■ EXERCISE DESCRIPTION:
Return every line of the records below verbatim, with no pictures in the copy.

■ EXTRACTED DATA:
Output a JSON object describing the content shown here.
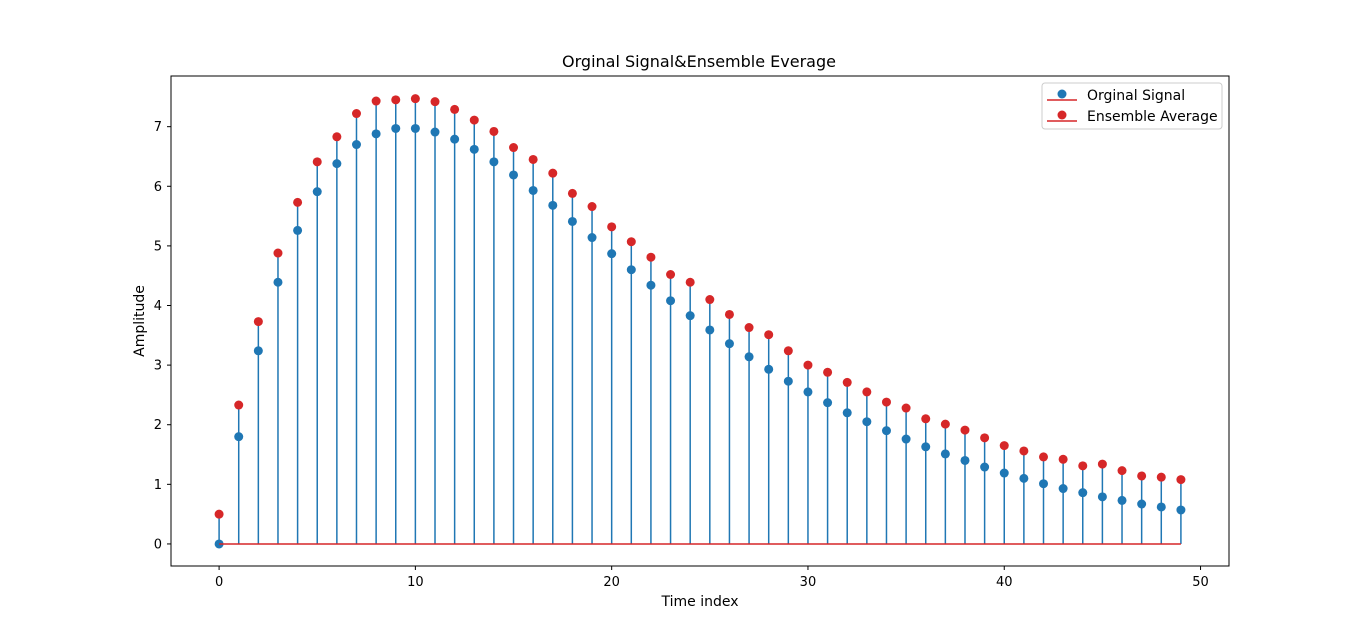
{
  "chart_data": {
    "type": "stem",
    "title": "Orginal Signal&Ensemble Everage",
    "xlabel": "Time index",
    "ylabel": "Amplitude",
    "xlim": [
      -2.45,
      51.45
    ],
    "ylim": [
      -0.37,
      7.85
    ],
    "xticks": [
      0,
      10,
      20,
      30,
      40,
      50
    ],
    "yticks": [
      0,
      1,
      2,
      3,
      4,
      5,
      6,
      7
    ],
    "grid": false,
    "legend_position": "top-right",
    "x": [
      0,
      1,
      2,
      3,
      4,
      5,
      6,
      7,
      8,
      9,
      10,
      11,
      12,
      13,
      14,
      15,
      16,
      17,
      18,
      19,
      20,
      21,
      22,
      23,
      24,
      25,
      26,
      27,
      28,
      29,
      30,
      31,
      32,
      33,
      34,
      35,
      36,
      37,
      38,
      39,
      40,
      41,
      42,
      43,
      44,
      45,
      46,
      47,
      48,
      49
    ],
    "series": [
      {
        "name": "Orginal Signal",
        "color": "#1f77b4",
        "values": [
          0.0,
          1.8,
          3.24,
          4.39,
          5.26,
          5.91,
          6.38,
          6.7,
          6.88,
          6.97,
          6.97,
          6.91,
          6.79,
          6.62,
          6.41,
          6.19,
          5.93,
          5.68,
          5.41,
          5.14,
          4.87,
          4.6,
          4.34,
          4.08,
          3.83,
          3.59,
          3.36,
          3.14,
          2.93,
          2.73,
          2.55,
          2.37,
          2.2,
          2.05,
          1.9,
          1.76,
          1.63,
          1.51,
          1.4,
          1.29,
          1.19,
          1.1,
          1.01,
          0.93,
          0.86,
          0.79,
          0.73,
          0.67,
          0.62,
          0.57
        ]
      },
      {
        "name": "Ensemble Average",
        "color": "#d62728",
        "values": [
          0.5,
          2.33,
          3.73,
          4.88,
          5.73,
          6.41,
          6.83,
          7.22,
          7.43,
          7.45,
          7.47,
          7.42,
          7.29,
          7.11,
          6.92,
          6.65,
          6.45,
          6.22,
          5.88,
          5.66,
          5.32,
          5.07,
          4.81,
          4.52,
          4.39,
          4.1,
          3.85,
          3.63,
          3.51,
          3.24,
          3.0,
          2.88,
          2.71,
          2.55,
          2.38,
          2.28,
          2.1,
          2.01,
          1.91,
          1.78,
          1.65,
          1.56,
          1.46,
          1.42,
          1.31,
          1.34,
          1.23,
          1.14,
          1.12,
          1.08
        ]
      }
    ],
    "baseline": 0,
    "baseline_color": "#d62728",
    "stem_color": "#1f77b4"
  }
}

■ OUTPUT FOR THIS TASK:
Output a JSON object describing the content shown here.
{
  "chart_data": {
    "type": "stem",
    "title": "Orginal Signal&Ensemble Everage",
    "xlabel": "Time index",
    "ylabel": "Amplitude",
    "xlim": [
      -2.45,
      51.45
    ],
    "ylim": [
      -0.37,
      7.85
    ],
    "xticks": [
      0,
      10,
      20,
      30,
      40,
      50
    ],
    "yticks": [
      0,
      1,
      2,
      3,
      4,
      5,
      6,
      7
    ],
    "grid": false,
    "legend_position": "top-right",
    "x": [
      0,
      1,
      2,
      3,
      4,
      5,
      6,
      7,
      8,
      9,
      10,
      11,
      12,
      13,
      14,
      15,
      16,
      17,
      18,
      19,
      20,
      21,
      22,
      23,
      24,
      25,
      26,
      27,
      28,
      29,
      30,
      31,
      32,
      33,
      34,
      35,
      36,
      37,
      38,
      39,
      40,
      41,
      42,
      43,
      44,
      45,
      46,
      47,
      48,
      49
    ],
    "series": [
      {
        "name": "Orginal Signal",
        "color": "#1f77b4",
        "values": [
          0.0,
          1.8,
          3.24,
          4.39,
          5.26,
          5.91,
          6.38,
          6.7,
          6.88,
          6.97,
          6.97,
          6.91,
          6.79,
          6.62,
          6.41,
          6.19,
          5.93,
          5.68,
          5.41,
          5.14,
          4.87,
          4.6,
          4.34,
          4.08,
          3.83,
          3.59,
          3.36,
          3.14,
          2.93,
          2.73,
          2.55,
          2.37,
          2.2,
          2.05,
          1.9,
          1.76,
          1.63,
          1.51,
          1.4,
          1.29,
          1.19,
          1.1,
          1.01,
          0.93,
          0.86,
          0.79,
          0.73,
          0.67,
          0.62,
          0.57
        ]
      },
      {
        "name": "Ensemble Average",
        "color": "#d62728",
        "values": [
          0.5,
          2.33,
          3.73,
          4.88,
          5.73,
          6.41,
          6.83,
          7.22,
          7.43,
          7.45,
          7.47,
          7.42,
          7.29,
          7.11,
          6.92,
          6.65,
          6.45,
          6.22,
          5.88,
          5.66,
          5.32,
          5.07,
          4.81,
          4.52,
          4.39,
          4.1,
          3.85,
          3.63,
          3.51,
          3.24,
          3.0,
          2.88,
          2.71,
          2.55,
          2.38,
          2.28,
          2.1,
          2.01,
          1.91,
          1.78,
          1.65,
          1.56,
          1.46,
          1.42,
          1.31,
          1.34,
          1.23,
          1.14,
          1.12,
          1.08
        ]
      }
    ],
    "baseline": 0,
    "baseline_color": "#d62728",
    "stem_color": "#1f77b4"
  }
}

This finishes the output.